**What is expected**
Copy each line in the data that includes the word "alderdomssvaghed".

━━ Records for processing ━━

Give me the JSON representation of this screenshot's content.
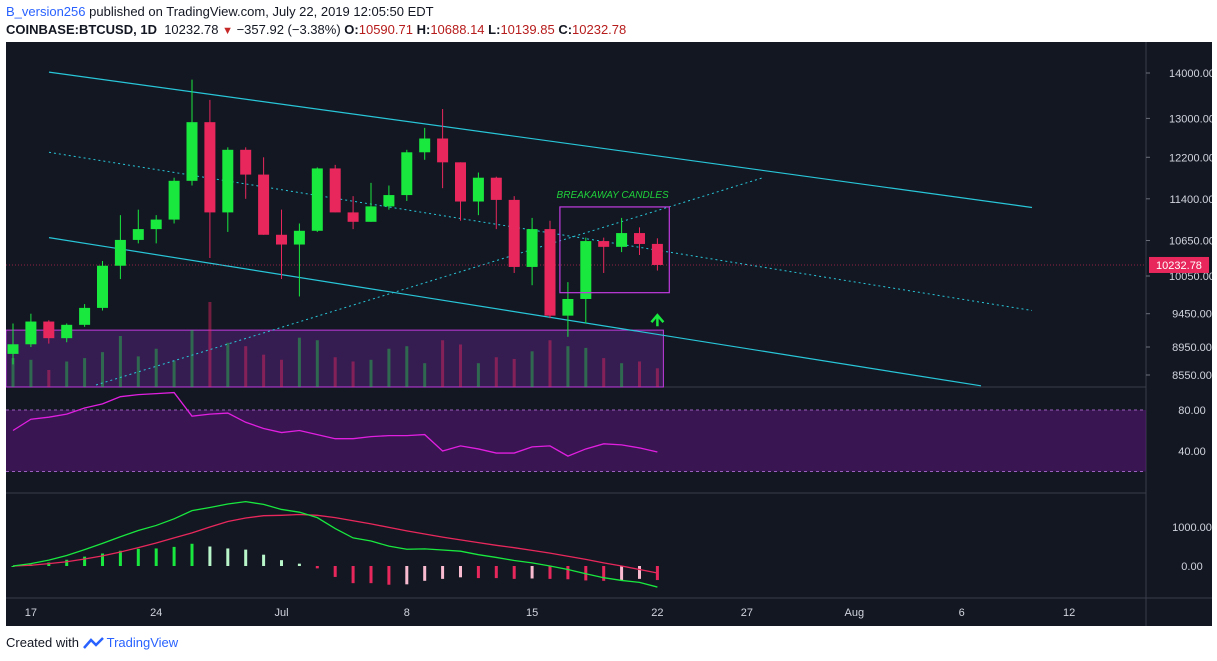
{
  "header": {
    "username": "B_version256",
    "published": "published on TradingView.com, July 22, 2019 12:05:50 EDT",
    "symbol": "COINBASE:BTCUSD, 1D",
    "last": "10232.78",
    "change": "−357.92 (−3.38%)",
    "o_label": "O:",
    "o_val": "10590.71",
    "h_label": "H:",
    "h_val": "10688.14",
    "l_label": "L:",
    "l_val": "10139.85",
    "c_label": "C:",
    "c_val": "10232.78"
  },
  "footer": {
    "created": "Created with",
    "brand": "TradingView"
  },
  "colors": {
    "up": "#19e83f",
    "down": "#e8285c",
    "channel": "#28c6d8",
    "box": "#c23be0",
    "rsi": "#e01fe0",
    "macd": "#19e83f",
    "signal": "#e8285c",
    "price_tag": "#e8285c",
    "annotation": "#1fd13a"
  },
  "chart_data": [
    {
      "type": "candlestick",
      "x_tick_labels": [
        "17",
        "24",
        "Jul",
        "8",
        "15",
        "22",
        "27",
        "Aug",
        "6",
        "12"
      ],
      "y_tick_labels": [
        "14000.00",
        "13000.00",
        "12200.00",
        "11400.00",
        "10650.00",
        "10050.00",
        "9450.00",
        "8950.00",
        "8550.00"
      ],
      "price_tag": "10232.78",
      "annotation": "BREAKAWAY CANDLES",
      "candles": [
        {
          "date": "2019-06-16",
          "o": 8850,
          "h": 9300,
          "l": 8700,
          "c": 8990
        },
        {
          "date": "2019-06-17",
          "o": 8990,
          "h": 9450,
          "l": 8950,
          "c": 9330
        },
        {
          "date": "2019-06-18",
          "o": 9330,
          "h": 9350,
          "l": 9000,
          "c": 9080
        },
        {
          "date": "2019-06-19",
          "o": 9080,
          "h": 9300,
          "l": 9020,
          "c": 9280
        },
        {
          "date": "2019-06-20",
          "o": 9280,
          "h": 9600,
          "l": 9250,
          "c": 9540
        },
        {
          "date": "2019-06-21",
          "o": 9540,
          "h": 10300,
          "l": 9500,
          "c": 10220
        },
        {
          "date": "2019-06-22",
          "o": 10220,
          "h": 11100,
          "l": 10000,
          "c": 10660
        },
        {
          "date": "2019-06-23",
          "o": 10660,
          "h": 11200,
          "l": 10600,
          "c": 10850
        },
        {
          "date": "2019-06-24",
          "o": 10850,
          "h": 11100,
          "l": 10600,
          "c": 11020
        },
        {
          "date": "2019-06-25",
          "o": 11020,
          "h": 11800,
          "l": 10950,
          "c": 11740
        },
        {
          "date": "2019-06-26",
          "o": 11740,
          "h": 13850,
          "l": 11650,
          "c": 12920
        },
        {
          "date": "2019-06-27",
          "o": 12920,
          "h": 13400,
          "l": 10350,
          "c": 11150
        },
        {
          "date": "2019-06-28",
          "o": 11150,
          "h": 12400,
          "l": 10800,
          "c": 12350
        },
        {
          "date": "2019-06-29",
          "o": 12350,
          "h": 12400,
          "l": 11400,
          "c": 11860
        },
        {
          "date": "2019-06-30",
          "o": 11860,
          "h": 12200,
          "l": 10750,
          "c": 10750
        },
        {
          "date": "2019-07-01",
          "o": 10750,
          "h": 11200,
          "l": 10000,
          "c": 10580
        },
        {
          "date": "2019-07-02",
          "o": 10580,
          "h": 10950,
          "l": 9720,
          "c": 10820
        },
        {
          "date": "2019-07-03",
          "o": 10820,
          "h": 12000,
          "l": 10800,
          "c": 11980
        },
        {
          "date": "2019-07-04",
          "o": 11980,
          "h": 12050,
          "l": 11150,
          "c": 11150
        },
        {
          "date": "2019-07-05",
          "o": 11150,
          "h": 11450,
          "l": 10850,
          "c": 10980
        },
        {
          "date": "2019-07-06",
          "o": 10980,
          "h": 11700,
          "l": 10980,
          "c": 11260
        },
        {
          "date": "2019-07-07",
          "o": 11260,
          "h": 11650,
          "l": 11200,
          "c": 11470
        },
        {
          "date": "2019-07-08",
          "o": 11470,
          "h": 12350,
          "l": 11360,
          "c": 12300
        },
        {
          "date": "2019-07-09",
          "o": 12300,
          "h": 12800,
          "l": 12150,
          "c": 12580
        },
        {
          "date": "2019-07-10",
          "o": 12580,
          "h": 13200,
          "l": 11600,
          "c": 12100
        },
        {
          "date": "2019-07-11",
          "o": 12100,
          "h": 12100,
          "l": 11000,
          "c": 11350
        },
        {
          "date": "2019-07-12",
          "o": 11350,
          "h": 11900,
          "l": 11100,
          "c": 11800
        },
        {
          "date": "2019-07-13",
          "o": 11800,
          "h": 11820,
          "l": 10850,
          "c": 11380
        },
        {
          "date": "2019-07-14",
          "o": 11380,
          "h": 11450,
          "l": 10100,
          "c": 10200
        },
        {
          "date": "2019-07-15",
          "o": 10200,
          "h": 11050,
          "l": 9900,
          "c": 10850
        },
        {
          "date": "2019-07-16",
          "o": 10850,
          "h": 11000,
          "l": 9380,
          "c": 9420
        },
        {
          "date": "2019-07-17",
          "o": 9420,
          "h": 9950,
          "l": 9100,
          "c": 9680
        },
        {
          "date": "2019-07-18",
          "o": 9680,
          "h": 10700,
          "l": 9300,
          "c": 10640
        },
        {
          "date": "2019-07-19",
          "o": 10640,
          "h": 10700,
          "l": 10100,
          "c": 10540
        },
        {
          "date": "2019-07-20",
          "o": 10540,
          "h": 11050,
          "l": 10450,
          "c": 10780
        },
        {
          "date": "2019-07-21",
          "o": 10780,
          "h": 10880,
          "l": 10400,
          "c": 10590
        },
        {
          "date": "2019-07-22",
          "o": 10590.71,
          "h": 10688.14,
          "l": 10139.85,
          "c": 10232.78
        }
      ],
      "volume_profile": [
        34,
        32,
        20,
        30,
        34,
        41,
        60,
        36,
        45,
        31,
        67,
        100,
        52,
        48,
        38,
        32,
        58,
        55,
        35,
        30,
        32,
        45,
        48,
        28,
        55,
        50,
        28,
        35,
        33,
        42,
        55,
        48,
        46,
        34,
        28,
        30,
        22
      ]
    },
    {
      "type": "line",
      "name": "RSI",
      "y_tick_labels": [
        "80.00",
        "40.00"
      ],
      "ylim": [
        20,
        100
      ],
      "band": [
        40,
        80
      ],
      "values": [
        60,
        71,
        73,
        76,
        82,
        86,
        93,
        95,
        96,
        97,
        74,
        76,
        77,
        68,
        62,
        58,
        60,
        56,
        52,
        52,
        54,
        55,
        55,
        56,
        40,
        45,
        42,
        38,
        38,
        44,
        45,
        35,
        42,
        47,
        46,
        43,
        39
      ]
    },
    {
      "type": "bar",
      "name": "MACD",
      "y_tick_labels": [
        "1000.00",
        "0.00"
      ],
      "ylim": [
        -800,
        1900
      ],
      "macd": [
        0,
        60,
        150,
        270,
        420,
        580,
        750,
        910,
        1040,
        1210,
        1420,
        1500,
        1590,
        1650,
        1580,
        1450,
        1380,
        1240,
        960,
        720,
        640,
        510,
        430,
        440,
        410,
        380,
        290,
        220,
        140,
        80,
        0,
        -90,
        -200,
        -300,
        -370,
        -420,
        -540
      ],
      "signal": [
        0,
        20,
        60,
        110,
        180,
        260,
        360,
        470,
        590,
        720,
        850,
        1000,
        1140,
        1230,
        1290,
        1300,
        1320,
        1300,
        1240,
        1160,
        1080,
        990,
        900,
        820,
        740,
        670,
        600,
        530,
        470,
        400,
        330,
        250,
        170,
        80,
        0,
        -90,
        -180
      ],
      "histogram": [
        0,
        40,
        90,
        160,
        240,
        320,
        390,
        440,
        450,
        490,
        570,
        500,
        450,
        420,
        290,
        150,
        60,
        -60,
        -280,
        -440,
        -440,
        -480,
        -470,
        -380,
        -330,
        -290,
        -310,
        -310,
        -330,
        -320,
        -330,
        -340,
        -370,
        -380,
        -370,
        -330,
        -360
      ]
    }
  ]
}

━━━
━━ Records for processing ━━

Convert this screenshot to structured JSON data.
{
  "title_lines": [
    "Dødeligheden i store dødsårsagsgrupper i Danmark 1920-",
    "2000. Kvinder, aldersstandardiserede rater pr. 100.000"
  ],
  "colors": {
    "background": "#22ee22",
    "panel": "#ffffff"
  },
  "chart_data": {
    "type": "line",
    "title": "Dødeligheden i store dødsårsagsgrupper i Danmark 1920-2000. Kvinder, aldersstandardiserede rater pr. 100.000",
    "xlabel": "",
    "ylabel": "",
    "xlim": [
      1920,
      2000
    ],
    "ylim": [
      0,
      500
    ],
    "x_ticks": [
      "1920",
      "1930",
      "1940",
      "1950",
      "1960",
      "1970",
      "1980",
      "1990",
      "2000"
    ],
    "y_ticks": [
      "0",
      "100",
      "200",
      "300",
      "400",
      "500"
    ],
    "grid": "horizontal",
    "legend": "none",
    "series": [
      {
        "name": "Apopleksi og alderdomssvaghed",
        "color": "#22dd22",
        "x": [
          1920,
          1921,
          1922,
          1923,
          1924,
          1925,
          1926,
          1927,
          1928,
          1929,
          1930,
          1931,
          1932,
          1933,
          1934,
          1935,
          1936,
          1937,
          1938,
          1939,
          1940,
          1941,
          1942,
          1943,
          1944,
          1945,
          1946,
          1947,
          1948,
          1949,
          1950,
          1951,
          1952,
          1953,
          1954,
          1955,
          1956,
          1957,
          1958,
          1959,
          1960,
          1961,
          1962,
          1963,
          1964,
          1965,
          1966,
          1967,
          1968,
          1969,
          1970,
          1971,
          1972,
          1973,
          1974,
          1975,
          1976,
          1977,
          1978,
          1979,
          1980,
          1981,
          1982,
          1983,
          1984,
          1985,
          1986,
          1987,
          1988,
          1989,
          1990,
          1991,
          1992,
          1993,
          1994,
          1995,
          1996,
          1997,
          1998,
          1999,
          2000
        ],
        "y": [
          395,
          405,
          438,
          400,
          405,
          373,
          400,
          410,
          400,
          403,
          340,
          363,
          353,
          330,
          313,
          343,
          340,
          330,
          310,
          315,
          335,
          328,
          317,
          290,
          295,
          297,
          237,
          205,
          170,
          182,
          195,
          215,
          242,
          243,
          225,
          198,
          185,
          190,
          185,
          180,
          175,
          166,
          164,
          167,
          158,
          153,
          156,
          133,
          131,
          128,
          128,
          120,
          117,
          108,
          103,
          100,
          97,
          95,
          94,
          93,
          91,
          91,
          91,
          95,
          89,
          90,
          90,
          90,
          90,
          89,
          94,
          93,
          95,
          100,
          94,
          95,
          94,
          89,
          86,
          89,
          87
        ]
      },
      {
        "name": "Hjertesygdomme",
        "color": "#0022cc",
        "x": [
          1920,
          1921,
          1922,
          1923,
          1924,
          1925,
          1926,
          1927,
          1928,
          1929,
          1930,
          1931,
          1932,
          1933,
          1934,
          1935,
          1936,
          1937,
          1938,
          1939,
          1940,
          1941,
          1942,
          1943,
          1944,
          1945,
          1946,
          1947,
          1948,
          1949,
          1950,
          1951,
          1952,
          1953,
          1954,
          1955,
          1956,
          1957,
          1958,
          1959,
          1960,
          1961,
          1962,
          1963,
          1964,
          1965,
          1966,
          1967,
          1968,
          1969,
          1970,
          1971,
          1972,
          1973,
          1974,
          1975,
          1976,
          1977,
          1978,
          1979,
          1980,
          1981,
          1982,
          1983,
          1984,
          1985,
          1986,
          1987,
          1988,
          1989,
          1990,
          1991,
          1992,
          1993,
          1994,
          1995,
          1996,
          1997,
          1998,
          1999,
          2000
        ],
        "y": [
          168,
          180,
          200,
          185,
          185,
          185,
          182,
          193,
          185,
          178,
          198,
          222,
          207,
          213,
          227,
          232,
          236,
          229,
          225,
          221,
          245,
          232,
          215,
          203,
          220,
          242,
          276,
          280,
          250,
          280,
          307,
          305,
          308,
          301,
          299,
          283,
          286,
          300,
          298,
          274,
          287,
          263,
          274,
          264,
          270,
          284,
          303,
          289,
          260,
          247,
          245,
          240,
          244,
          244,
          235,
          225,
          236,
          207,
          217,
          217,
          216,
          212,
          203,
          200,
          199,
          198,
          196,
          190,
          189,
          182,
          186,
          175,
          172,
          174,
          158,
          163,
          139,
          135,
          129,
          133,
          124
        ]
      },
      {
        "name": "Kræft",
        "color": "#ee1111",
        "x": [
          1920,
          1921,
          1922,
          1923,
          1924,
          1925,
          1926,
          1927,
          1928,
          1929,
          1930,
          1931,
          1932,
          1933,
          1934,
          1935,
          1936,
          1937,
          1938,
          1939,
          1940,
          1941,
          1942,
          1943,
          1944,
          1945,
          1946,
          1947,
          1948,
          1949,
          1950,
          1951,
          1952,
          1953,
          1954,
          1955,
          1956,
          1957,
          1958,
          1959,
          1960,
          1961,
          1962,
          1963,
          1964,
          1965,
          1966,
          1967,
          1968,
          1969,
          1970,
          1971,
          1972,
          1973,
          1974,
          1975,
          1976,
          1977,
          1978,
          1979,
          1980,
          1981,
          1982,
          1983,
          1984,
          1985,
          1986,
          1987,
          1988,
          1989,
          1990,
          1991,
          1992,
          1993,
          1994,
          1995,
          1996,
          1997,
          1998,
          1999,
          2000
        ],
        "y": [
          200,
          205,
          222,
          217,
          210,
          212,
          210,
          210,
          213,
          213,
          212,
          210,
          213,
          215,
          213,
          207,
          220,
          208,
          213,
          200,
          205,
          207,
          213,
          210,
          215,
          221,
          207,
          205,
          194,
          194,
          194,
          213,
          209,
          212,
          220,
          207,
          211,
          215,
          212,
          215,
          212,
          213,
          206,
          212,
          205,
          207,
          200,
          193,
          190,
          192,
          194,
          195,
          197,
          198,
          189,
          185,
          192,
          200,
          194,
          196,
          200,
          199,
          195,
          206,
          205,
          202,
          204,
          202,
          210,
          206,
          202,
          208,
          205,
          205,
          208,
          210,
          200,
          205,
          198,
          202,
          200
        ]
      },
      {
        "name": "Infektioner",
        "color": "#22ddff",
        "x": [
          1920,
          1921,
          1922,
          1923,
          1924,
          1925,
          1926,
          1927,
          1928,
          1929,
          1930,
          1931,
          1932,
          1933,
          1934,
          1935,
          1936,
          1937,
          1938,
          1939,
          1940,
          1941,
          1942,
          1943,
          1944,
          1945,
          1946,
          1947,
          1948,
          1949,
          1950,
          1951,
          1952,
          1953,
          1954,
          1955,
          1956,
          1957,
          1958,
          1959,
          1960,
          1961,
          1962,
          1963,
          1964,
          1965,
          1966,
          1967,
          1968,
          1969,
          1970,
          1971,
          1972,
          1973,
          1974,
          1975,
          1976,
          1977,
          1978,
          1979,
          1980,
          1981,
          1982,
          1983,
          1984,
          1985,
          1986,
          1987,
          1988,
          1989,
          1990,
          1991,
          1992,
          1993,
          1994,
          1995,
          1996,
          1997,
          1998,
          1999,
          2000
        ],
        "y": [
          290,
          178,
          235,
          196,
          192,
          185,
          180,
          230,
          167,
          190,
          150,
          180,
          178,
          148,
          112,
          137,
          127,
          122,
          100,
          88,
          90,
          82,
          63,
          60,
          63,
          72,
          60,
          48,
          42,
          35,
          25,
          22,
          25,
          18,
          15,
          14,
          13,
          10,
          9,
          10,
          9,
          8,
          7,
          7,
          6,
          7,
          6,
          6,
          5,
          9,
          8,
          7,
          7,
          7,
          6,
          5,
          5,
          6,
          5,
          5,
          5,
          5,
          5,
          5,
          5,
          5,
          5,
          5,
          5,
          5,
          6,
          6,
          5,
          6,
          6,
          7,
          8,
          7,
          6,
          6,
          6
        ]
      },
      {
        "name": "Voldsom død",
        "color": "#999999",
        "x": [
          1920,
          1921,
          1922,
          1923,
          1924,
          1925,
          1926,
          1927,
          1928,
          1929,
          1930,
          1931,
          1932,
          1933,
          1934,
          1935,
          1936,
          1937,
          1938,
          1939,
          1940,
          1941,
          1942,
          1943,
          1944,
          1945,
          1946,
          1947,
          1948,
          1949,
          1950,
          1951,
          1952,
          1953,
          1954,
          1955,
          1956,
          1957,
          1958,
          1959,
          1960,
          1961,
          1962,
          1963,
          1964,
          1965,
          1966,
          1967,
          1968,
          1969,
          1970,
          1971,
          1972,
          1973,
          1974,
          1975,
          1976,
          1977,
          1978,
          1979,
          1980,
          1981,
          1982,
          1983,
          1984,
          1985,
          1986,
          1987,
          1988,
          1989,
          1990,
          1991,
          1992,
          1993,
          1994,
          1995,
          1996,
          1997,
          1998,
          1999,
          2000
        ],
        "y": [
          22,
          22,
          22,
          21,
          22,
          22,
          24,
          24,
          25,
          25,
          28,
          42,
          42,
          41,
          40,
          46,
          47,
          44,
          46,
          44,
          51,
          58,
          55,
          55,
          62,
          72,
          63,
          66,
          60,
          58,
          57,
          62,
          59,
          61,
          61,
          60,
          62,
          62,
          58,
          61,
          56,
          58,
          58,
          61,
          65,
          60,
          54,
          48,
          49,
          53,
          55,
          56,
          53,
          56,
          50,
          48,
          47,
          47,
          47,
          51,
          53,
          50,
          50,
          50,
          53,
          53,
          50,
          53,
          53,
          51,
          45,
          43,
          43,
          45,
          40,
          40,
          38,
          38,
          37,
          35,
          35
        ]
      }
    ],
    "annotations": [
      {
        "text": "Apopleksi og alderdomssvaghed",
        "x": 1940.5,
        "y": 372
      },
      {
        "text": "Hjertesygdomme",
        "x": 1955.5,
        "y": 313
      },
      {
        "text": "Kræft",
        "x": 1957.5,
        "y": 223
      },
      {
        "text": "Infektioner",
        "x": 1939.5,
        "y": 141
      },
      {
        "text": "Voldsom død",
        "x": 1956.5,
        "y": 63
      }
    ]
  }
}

━━━

**Result for this task**
        "name": "Apopleksi og alderdomssvaghed",
        "text": "Apopleksi og alderdomssvaghed",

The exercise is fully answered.